### EXERCISE SET:
1. On the Local Food Count page, what share of regional food consumption should come from regionally produced food by 2030?
2. Write out the stretch of the Local Food Count page from "In 2023 the" through "CSAs and farmstands)." without changing a word.

### DOCUMENT EXTRACT:
----------------
In 2023 the New England Feeding New England project set forth a goal reaching 30% regional food consumption from regionally produced food by 2030. How will we know if we have achieved this goal in 2030 and how much local or regional food is being consumed in 2025, half way through the decade?  

The Local Food Count project will be collecting 2025 local and regional food sales data from across the region from a variety of retailers (such as regional grocery store chains, food coops, and convenience stores), restaurants, institutions (such as hospitals, schools, and universities), and direct market sales (such as farmers markets, CSAs and farmstands).  

BE PART OF THE 2025 NEW ENGLAND LOCAL FOOD COUNT 

You can be part of the 2025 New England Local Food Count by providing our data collection team with your sales / procurement data through our confidential and secure web-portal. Your data will then be aggregated with everyone else who provides their data, ensuring that no individual identifying data is made public. Through data visualizations (like this) we will be able to show how much locally produced food is consumed in each New England state and by food category (e.g., dairy, meat, produce, grains, etc.). 

Having a mid-decade count of local food sales will help us all understand how much farther we have to go to achieve our 30% x 2030 goal and will hopefully inspire you to be part of our efforts over the next 5 years. 

The Local Food Count is part of New England Feeding New England, a program of the New England Food System Planners Partnership that uses a standard and proven methodology of data collection and analysis to account for local food purchased and sold within one calendar year. It serves as the mechanism by which we measure our progress toward the ambition New England Feeding New England goal: to grow, raise, catch and produce 30% of New England’s food from within New England by 2030.
----------------
### EXCERPTED RECORDS:
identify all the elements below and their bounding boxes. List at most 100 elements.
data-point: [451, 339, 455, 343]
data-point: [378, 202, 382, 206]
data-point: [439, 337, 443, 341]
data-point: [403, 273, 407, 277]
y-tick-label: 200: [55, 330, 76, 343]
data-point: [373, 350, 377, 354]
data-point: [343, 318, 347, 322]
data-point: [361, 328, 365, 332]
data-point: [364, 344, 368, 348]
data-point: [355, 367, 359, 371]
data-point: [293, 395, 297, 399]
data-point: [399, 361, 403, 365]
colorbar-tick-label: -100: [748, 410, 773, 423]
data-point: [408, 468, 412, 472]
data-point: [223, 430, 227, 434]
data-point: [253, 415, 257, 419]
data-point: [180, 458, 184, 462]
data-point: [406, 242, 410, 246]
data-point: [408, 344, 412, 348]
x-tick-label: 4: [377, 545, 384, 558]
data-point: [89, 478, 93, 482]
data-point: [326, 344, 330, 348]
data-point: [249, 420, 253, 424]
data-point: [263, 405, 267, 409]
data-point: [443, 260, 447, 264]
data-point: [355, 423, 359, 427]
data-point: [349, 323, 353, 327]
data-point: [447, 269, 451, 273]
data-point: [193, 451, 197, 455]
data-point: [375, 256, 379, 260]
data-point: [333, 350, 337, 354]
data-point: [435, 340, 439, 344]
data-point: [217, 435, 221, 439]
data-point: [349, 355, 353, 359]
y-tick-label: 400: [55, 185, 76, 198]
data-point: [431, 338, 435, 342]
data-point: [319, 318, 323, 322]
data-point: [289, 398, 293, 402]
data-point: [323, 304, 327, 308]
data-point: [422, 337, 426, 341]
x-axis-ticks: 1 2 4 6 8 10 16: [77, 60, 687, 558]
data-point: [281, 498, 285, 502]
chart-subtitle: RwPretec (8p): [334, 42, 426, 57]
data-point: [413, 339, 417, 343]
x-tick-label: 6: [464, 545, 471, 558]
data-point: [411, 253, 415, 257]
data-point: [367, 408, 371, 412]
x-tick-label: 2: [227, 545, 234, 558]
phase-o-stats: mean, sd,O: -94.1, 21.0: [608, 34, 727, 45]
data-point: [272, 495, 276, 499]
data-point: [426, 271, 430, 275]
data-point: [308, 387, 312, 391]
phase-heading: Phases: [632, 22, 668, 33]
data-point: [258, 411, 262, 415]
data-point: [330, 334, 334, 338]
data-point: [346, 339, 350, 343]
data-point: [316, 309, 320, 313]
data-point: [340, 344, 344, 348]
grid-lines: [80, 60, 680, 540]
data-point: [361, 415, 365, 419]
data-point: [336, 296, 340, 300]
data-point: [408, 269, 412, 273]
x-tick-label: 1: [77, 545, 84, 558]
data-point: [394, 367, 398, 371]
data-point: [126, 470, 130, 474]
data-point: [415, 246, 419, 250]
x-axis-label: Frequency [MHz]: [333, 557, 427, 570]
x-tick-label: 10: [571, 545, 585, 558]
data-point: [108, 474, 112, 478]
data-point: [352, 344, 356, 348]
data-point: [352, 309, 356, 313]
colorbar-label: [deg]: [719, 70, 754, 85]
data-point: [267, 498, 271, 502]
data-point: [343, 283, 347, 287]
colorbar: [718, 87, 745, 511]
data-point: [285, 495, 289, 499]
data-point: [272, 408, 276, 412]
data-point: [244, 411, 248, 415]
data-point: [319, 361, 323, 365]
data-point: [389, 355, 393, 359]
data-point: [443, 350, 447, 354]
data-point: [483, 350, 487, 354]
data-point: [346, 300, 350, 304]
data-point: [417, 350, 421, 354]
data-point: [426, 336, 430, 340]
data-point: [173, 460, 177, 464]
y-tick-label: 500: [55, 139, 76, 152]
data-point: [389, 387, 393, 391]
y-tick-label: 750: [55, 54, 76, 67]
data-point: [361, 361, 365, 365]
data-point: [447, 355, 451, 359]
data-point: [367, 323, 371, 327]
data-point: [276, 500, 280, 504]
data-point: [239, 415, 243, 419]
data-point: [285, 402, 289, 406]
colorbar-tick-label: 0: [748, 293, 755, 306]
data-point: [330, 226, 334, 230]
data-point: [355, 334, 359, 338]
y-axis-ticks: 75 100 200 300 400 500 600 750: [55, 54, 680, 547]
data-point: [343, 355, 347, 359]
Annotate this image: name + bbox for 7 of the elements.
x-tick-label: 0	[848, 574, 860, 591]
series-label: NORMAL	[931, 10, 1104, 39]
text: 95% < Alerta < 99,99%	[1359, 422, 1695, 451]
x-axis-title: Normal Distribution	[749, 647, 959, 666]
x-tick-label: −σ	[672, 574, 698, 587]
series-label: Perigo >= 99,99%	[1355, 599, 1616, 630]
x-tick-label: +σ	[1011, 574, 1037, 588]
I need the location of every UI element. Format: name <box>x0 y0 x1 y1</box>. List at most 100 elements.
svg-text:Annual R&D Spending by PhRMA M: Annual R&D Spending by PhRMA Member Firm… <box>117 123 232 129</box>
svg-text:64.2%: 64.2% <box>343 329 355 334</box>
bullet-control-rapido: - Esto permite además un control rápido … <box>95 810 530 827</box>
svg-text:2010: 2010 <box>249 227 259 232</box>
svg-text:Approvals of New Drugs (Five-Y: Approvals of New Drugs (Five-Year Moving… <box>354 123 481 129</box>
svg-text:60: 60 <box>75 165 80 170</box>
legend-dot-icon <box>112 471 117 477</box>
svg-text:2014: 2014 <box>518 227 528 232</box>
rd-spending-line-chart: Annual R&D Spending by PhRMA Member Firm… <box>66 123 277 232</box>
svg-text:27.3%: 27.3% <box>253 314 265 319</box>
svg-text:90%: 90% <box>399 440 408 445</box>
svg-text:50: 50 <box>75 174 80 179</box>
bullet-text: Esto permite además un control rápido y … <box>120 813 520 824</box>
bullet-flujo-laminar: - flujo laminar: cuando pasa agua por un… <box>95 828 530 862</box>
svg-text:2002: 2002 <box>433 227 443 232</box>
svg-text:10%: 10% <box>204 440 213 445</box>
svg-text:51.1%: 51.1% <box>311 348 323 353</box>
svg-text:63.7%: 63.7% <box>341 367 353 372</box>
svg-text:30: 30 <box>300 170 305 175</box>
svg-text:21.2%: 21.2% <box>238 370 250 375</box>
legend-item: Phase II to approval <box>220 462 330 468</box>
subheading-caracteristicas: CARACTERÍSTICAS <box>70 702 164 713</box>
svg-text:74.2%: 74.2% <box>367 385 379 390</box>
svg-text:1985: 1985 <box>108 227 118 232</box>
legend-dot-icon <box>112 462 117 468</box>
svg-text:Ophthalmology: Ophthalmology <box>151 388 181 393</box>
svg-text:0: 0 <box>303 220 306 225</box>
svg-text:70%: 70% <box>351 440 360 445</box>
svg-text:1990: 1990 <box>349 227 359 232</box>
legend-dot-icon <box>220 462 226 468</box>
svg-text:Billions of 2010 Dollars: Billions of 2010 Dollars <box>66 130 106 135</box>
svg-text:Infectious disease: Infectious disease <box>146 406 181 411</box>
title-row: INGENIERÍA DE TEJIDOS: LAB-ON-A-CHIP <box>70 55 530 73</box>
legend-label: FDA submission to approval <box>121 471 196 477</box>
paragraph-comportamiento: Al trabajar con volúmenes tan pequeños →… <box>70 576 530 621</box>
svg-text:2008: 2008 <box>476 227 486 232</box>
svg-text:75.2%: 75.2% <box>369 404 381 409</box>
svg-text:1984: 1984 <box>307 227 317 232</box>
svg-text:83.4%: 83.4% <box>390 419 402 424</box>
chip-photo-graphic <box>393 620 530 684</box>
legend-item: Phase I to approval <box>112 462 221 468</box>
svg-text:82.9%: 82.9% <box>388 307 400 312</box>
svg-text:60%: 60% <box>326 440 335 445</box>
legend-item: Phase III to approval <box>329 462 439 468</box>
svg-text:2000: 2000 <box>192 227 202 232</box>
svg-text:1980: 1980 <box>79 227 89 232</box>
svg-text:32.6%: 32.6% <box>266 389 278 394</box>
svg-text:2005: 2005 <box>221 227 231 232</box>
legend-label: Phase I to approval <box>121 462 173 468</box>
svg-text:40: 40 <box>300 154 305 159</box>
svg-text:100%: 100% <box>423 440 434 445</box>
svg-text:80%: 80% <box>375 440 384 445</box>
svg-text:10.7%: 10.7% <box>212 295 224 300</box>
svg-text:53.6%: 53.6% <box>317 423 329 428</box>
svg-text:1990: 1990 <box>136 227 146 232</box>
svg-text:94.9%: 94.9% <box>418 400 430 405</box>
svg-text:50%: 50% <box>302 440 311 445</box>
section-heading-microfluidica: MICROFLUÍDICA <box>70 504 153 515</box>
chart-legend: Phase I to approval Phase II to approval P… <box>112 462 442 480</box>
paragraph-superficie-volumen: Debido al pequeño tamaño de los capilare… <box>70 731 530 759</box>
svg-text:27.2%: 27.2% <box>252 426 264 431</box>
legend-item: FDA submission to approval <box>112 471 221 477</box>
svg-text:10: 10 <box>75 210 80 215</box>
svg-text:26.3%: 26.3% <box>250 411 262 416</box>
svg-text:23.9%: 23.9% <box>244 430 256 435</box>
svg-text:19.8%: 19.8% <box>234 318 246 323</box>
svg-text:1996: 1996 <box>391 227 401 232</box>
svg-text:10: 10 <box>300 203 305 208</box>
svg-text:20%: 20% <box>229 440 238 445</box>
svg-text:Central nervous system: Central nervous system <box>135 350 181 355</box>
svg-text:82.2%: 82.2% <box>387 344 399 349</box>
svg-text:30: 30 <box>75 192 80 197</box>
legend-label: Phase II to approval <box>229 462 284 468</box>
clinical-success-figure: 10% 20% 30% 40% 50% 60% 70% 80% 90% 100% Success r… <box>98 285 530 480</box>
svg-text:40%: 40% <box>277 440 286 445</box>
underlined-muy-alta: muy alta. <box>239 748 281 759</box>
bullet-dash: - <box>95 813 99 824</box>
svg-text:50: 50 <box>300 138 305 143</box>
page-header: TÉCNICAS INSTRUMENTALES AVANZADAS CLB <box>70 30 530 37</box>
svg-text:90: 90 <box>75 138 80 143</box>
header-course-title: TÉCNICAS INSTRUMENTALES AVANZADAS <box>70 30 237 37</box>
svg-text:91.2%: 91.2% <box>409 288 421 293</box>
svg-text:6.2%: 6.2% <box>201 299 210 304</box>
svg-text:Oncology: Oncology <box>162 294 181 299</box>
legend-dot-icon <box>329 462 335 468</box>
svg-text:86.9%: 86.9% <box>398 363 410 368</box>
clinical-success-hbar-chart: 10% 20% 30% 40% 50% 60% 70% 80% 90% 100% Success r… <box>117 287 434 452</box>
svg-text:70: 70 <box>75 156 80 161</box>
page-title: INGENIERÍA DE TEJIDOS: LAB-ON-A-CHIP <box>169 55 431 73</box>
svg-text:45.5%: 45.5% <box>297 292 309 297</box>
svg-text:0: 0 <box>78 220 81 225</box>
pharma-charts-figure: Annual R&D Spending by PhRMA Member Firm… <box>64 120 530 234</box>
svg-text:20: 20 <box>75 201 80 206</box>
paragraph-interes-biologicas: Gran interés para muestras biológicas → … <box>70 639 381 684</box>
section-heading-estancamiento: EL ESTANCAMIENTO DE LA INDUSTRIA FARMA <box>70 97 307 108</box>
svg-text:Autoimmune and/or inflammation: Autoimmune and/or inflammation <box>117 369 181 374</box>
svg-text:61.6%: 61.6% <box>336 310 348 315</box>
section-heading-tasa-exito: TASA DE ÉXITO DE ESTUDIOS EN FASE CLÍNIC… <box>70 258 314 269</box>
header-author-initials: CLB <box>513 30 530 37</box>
----------------
### RESULTS FOR THE EXERCISE:
1. 30%

2.
In 2023 the New England Feeding New England project set forth a goal reaching 30% regional food consumption from regionally produced food by 2030. How will we know if we have achieved this goal in 2030 and how much local or regional food is being consumed in 2025, half way through the decade?  

The Local Food Count project will be collecting 2025 local and regional food sales data from across the region from a variety of retailers (such as regional grocery store chains, food coops, and convenience stores), restaurants, institutions (such as hospitals, schools, and universities), and direct market sales (such as farmers markets, CSAs and farmstands).